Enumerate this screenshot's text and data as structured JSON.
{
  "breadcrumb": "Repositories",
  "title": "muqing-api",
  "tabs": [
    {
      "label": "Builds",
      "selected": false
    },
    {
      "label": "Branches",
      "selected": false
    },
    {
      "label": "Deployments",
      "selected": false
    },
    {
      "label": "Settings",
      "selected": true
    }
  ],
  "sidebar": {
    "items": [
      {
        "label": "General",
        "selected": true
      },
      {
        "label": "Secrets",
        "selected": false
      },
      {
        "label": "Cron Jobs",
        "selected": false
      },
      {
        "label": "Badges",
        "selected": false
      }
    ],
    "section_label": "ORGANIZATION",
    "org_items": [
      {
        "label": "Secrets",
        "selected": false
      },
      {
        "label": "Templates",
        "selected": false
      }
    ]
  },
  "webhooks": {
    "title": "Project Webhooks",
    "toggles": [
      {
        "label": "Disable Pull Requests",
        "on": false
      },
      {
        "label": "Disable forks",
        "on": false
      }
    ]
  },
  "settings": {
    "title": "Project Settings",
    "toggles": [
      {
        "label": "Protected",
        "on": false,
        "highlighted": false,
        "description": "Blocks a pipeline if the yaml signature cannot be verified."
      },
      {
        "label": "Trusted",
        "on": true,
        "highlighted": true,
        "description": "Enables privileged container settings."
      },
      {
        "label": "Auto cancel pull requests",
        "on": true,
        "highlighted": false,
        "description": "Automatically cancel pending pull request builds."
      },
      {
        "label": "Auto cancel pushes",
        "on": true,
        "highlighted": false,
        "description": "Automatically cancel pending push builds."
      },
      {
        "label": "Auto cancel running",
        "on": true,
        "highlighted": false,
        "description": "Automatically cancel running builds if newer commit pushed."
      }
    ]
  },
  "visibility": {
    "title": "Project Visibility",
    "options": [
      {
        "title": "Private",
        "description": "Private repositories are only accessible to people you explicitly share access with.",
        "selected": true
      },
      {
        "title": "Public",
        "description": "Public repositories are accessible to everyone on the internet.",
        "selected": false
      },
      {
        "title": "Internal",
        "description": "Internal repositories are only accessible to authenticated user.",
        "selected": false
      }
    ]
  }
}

◇ ◇ ◇ ◇ ◇

**Prompt**
Tell how many lines include "Private". The number is the whole answer.

**Answer to the problem**
2